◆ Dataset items
================================

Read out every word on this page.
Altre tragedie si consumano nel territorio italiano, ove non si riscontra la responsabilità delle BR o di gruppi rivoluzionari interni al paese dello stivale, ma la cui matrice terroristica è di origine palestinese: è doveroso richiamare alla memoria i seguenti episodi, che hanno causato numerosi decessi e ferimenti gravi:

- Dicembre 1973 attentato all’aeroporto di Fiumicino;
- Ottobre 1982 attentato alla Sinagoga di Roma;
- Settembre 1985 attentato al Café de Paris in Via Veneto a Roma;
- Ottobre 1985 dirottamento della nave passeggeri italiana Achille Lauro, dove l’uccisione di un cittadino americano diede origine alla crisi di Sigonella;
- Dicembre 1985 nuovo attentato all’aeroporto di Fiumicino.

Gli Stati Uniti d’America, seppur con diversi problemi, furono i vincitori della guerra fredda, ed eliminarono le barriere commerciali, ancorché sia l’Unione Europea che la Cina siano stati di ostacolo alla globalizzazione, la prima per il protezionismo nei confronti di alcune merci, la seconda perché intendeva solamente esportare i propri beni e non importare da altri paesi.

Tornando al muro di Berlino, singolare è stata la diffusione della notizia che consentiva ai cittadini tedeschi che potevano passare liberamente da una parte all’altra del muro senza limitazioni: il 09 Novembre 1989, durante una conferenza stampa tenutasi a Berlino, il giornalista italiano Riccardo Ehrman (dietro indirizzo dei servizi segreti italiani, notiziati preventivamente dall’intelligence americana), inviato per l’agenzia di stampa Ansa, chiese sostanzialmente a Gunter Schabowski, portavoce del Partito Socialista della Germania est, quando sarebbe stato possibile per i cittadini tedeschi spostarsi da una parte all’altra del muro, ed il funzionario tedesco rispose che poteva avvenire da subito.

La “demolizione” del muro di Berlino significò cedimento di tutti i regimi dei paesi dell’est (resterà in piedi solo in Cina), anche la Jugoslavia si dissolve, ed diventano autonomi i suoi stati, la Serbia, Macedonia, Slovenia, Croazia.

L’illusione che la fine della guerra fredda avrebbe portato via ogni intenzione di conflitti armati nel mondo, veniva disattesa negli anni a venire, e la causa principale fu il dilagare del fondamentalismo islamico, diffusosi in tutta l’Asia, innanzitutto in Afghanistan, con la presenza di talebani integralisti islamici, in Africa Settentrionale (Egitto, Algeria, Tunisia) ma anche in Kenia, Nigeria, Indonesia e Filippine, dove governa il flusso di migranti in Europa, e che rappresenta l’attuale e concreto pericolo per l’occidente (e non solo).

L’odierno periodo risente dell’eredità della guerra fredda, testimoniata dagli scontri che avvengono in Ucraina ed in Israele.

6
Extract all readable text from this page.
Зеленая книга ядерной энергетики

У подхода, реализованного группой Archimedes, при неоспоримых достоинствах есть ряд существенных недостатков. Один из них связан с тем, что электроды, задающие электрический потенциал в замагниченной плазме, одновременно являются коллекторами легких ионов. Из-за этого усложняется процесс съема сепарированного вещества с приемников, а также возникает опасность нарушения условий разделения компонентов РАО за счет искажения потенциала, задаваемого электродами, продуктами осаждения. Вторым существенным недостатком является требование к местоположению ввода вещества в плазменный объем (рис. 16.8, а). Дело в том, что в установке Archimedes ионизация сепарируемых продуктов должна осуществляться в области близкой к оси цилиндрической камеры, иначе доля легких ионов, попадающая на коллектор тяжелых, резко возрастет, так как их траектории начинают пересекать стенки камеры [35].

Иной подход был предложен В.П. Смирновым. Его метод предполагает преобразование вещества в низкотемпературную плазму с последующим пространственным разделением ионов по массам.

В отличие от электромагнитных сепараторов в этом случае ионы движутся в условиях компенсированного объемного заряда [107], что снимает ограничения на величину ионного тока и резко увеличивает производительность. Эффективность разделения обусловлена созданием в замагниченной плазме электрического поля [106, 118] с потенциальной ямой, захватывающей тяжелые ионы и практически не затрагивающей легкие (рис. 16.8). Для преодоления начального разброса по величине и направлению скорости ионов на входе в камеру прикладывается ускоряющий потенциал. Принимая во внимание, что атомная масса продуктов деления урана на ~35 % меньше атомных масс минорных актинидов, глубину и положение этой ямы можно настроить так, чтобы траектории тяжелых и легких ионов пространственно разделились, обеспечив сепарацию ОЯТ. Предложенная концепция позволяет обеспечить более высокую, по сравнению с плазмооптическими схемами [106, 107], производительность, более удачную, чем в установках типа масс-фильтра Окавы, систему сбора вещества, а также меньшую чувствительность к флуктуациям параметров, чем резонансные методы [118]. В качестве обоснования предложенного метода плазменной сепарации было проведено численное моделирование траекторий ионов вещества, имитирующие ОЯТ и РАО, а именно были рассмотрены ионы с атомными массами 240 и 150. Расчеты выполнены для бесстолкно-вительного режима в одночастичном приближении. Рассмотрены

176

================================

◆ Exercise requirements
Retype the listing above in full, with no alterations.

◆ Task answer
Read out every word on this page.
Altre tragedie si consumano nel territorio italiano, ove non si riscontra la responsabilità delle BR o di gruppi rivoluzionari interni al paese dello stivale, ma la cui matrice terroristica è di origine palestinese: è doveroso richiamare alla memoria i seguenti episodi, che hanno causato numerosi decessi e ferimenti gravi:

- Dicembre 1973 attentato all’aeroporto di Fiumicino;
- Ottobre 1982 attentato alla Sinagoga di Roma;
- Settembre 1985 attentato al Café de Paris in Via Veneto a Roma;
- Ottobre 1985 dirottamento della nave passeggeri italiana Achille Lauro, dove l’uccisione di un cittadino americano diede origine alla crisi di Sigonella;
- Dicembre 1985 nuovo attentato all’aeroporto di Fiumicino.

Gli Stati Uniti d’America, seppur con diversi problemi, furono i vincitori della guerra fredda, ed eliminarono le barriere commerciali, ancorché sia l’Unione Europea che la Cina siano stati di ostacolo alla globalizzazione, la prima per il protezionismo nei confronti di alcune merci, la seconda perché intendeva solamente esportare i propri beni e non importare da altri paesi.

Tornando al muro di Berlino, singolare è stata la diffusione della notizia che consentiva ai cittadini tedeschi che potevano passare liberamente da una parte all’altra del muro senza limitazioni: il 09 Novembre 1989, durante una conferenza stampa tenutasi a Berlino, il giornalista italiano Riccardo Ehrman (dietro indirizzo dei servizi segreti italiani, notiziati preventivamente dall’intelligence americana), inviato per l’agenzia di stampa Ansa, chiese sostanzialmente a Gunter Schabowski, portavoce del Partito Socialista della Germania est, quando sarebbe stato possibile per i cittadini tedeschi spostarsi da una parte all’altra del muro, ed il funzionario tedesco rispose che poteva avvenire da subito.

La “demolizione” del muro di Berlino significò cedimento di tutti i regimi dei paesi dell’est (resterà in piedi solo in Cina), anche la Jugoslavia si dissolve, ed diventano autonomi i suoi stati, la Serbia, Macedonia, Slovenia, Croazia.

L’illusione che la fine della guerra fredda avrebbe portato via ogni intenzione di conflitti armati nel mondo, veniva disattesa negli anni a venire, e la causa principale fu il dilagare del fondamentalismo islamico, diffusosi in tutta l’Asia, innanzitutto in Afghanistan, con la presenza di talebani integralisti islamici, in Africa Settentrionale (Egitto, Algeria, Tunisia) ma anche in Kenia, Nigeria, Indonesia e Filippine, dove governa il flusso di migranti in Europa, e che rappresenta l’attuale e concreto pericolo per l’occidente (e non solo).

L’odierno periodo risente dell’eredità della guerra fredda, testimoniata dagli scontri che avvengono in Ucraina ed in Israele.

6
Extract all readable text from this page.
Зеленая книга ядерной энергетики

У подхода, реализованного группой Archimedes, при неоспоримых достоинствах есть ряд существенных недостатков. Один из них связан с тем, что электроды, задающие электрический потенциал в замагниченной плазме, одновременно являются коллекторами легких ионов. Из-за этого усложняется процесс съема сепарированного вещества с приемников, а также возникает опасность нарушения условий разделения компонентов РАО за счет искажения потенциала, задаваемого электродами, продуктами осаждения. Вторым существенным недостатком является требование к местоположению ввода вещества в плазменный объем (рис. 16.8, а). Дело в том, что в установке Archimedes ионизация сепарируемых продуктов должна осуществляться в области близкой к оси цилиндрической камеры, иначе доля легких ионов, попадающая на коллектор тяжелых, резко возрастет, так как их траектории начинают пересекать стенки камеры [35].

Иной подход был предложен В.П. Смирновым. Его метод предполагает преобразование вещества в низкотемпературную плазму с последующим пространственным разделением ионов по массам.

В отличие от электромагнитных сепараторов в этом случае ионы движутся в условиях компенсированного объемного заряда [107], что снимает ограничения на величину ионного тока и резко увеличивает производительность. Эффективность разделения обусловлена созданием в замагниченной плазме электрического поля [106, 118] с потенциальной ямой, захватывающей тяжелые ионы и практически не затрагивающей легкие (рис. 16.8). Для преодоления начального разброса по величине и направлению скорости ионов на входе в камеру прикладывается ускоряющий потенциал. Принимая во внимание, что атомная масса продуктов деления урана на ~35 % меньше атомных масс минорных актинидов, глубину и положение этой ямы можно настроить так, чтобы траектории тяжелых и легких ионов пространственно разделились, обеспечив сепарацию ОЯТ. Предложенная концепция позволяет обеспечить более высокую, по сравнению с плазмооптическими схемами [106, 107], производительность, более удачную, чем в установках типа масс-фильтра Окавы, систему сбора вещества, а также меньшую чувствительность к флуктуациям параметров, чем резонансные методы [118]. В качестве обоснования предложенного метода плазменной сепарации было проведено численное моделирование траекторий ионов вещества, имитирующие ОЯТ и РАО, а именно были рассмотрены ионы с атомными массами 240 и 150. Расчеты выполнены для бесстолкно-вительного режима в одночастичном приближении. Рассмотрены

176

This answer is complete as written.